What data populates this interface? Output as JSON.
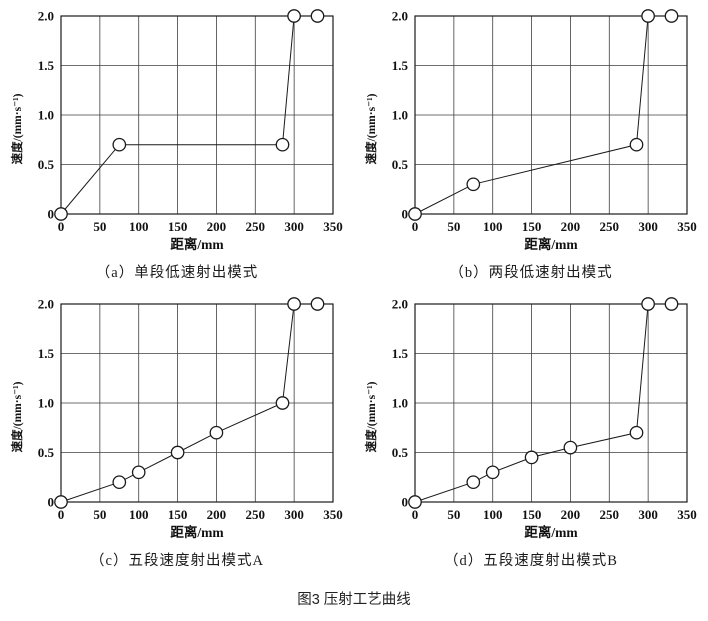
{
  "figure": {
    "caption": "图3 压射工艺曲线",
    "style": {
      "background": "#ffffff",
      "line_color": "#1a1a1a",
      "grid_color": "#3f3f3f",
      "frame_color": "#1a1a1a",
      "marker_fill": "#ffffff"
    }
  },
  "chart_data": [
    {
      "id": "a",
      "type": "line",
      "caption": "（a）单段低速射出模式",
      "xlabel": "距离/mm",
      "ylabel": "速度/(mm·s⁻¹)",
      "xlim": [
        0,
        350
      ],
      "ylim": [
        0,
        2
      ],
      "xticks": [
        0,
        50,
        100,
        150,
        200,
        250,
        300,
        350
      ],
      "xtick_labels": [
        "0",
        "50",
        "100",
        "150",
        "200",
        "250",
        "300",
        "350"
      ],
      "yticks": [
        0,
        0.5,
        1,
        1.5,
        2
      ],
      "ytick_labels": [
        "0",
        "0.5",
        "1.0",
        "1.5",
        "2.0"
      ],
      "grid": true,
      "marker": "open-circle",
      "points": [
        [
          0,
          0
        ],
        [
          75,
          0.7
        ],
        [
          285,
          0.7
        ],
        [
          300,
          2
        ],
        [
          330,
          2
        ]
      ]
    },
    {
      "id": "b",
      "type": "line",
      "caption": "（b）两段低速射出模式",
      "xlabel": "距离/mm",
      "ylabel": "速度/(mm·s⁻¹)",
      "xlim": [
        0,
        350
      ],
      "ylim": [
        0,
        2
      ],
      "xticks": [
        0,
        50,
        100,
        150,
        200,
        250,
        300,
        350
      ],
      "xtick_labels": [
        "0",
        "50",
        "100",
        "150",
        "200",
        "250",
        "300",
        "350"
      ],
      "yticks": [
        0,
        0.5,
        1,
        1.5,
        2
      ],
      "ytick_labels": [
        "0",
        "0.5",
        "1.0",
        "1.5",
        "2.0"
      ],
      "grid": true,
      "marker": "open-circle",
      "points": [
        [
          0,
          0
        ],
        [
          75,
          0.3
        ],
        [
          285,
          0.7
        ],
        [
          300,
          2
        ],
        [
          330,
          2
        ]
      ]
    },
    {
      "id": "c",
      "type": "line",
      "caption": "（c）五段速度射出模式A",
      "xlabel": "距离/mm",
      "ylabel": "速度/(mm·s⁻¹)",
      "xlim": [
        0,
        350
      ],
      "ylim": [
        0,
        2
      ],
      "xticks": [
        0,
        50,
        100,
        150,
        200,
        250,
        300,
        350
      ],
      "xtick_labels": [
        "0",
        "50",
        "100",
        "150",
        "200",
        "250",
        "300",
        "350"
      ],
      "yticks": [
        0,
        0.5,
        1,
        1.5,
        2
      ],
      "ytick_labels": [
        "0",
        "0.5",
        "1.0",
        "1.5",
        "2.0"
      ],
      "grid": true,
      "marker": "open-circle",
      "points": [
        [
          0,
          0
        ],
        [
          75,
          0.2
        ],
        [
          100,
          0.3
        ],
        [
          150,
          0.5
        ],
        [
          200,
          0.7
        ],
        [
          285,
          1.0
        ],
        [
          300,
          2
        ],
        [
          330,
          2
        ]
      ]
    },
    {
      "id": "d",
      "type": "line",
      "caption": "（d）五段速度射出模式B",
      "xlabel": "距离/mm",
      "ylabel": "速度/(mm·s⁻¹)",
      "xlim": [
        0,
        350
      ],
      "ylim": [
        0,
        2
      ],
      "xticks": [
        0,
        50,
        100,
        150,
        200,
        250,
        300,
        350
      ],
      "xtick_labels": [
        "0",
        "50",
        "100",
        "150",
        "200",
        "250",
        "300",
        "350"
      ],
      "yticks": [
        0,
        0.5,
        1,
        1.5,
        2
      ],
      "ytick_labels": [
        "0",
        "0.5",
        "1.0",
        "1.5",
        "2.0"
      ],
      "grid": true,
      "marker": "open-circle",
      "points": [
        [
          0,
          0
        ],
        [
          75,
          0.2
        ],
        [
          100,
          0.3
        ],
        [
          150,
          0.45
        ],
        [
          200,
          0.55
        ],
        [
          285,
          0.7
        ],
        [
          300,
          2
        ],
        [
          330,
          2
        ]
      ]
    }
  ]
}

[Exercise prompt]: Copy each line of the records above that carries the word "caption".

[Full solution]:
    "caption": "图3 压射工艺曲线",
      "caption": "（a）单段低速射出模式",
      "caption": "（b）两段低速射出模式",
      "caption": "（c）五段速度射出模式A",
      "caption": "（d）五段速度射出模式B",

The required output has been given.